◆ **WORKING DATA**
+---+

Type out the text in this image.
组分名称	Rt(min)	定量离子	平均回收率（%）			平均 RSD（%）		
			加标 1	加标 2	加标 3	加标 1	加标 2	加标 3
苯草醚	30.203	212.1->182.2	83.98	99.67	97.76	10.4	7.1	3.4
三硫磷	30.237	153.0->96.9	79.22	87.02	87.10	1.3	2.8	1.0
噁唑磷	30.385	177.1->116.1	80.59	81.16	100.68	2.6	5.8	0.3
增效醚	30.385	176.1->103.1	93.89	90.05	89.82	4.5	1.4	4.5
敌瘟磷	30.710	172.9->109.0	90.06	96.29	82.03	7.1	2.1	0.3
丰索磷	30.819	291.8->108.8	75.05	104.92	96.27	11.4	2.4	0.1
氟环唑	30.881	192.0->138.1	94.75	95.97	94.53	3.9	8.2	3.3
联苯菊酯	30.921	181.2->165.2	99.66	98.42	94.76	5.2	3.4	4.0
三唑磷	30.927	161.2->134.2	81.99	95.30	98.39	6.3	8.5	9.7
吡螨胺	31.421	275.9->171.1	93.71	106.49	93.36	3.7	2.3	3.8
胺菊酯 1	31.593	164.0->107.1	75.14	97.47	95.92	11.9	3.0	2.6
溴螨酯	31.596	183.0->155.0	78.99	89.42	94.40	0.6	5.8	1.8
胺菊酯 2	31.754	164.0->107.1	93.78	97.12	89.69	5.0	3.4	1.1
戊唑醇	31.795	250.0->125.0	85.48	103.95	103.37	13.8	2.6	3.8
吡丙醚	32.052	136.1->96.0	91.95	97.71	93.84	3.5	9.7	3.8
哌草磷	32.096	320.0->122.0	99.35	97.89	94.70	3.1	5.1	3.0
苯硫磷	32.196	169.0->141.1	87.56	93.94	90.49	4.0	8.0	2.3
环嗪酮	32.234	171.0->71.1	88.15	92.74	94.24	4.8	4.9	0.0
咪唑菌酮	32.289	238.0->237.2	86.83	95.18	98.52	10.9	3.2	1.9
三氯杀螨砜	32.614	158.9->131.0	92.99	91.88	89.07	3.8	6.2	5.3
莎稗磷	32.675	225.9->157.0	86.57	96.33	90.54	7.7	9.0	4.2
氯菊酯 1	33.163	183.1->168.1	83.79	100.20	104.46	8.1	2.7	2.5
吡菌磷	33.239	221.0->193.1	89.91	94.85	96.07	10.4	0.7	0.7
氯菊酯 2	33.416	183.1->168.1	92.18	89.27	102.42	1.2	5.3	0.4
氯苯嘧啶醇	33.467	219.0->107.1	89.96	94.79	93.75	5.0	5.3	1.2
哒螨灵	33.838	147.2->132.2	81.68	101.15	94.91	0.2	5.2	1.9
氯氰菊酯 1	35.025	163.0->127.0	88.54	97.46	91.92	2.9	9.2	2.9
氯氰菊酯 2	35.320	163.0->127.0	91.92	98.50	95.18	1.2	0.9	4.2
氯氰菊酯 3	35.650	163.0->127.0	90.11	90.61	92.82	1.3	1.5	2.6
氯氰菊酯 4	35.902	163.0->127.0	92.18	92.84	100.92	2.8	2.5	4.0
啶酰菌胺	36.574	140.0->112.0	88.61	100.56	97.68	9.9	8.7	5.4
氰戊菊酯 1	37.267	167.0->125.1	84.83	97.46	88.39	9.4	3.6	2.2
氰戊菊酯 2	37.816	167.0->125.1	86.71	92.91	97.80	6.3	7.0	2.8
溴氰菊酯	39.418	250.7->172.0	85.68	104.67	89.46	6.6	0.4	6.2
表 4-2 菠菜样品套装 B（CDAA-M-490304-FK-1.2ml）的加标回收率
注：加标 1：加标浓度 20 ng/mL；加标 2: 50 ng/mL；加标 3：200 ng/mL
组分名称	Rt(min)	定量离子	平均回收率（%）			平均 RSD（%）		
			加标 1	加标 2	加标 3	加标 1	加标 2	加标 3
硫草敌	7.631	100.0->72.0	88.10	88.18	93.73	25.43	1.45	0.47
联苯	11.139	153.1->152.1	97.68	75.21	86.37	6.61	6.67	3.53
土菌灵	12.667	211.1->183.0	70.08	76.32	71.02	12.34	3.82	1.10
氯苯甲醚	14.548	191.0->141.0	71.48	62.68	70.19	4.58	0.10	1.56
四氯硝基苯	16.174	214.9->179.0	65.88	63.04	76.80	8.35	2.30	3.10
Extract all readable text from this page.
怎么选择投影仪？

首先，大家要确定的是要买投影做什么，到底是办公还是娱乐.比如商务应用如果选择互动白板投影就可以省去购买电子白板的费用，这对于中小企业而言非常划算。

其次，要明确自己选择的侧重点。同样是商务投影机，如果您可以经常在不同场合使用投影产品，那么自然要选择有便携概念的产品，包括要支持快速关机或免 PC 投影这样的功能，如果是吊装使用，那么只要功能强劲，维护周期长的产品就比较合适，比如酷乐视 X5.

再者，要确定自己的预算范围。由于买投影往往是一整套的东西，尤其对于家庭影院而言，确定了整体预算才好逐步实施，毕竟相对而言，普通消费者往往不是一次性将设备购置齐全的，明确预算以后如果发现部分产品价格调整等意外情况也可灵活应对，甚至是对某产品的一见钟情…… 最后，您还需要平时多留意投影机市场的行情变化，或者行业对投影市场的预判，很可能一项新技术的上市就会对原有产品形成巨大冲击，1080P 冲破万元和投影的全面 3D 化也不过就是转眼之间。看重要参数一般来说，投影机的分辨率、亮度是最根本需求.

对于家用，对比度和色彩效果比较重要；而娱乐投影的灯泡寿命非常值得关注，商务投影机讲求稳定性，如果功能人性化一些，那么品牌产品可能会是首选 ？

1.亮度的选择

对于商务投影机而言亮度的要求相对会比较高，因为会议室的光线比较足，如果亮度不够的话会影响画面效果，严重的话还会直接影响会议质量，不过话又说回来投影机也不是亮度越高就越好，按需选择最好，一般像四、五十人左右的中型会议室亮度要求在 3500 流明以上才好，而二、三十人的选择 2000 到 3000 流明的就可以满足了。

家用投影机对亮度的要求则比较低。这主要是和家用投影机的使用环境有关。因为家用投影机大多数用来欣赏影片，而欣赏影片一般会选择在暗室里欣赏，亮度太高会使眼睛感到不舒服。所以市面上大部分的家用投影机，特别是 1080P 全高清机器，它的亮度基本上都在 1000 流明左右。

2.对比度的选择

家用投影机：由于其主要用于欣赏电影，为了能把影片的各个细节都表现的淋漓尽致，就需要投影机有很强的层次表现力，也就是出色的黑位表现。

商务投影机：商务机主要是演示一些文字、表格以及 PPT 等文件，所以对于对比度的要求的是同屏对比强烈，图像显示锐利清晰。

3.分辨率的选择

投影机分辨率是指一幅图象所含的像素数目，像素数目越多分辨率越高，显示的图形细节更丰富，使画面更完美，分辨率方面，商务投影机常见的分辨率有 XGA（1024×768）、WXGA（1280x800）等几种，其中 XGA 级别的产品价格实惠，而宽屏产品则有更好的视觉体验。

+---+

◆ **SET PROBLEM**
Extract lines where the string "氯氰菊酯" occurs.

◆ **WRITTEN RESPONSE**
氯氰菊酯 1	35.025	163.0->127.0	88.54	97.46	91.92	2.9	9.2	2.9
氯氰菊酯 2	35.320	163.0->127.0	91.92	98.50	95.18	1.2	0.9	4.2
氯氰菊酯 3	35.650	163.0->127.0	90.11	90.61	92.82	1.3	1.5	2.6
氯氰菊酯 4	35.902	163.0->127.0	92.18	92.84	100.92	2.8	2.5	4.0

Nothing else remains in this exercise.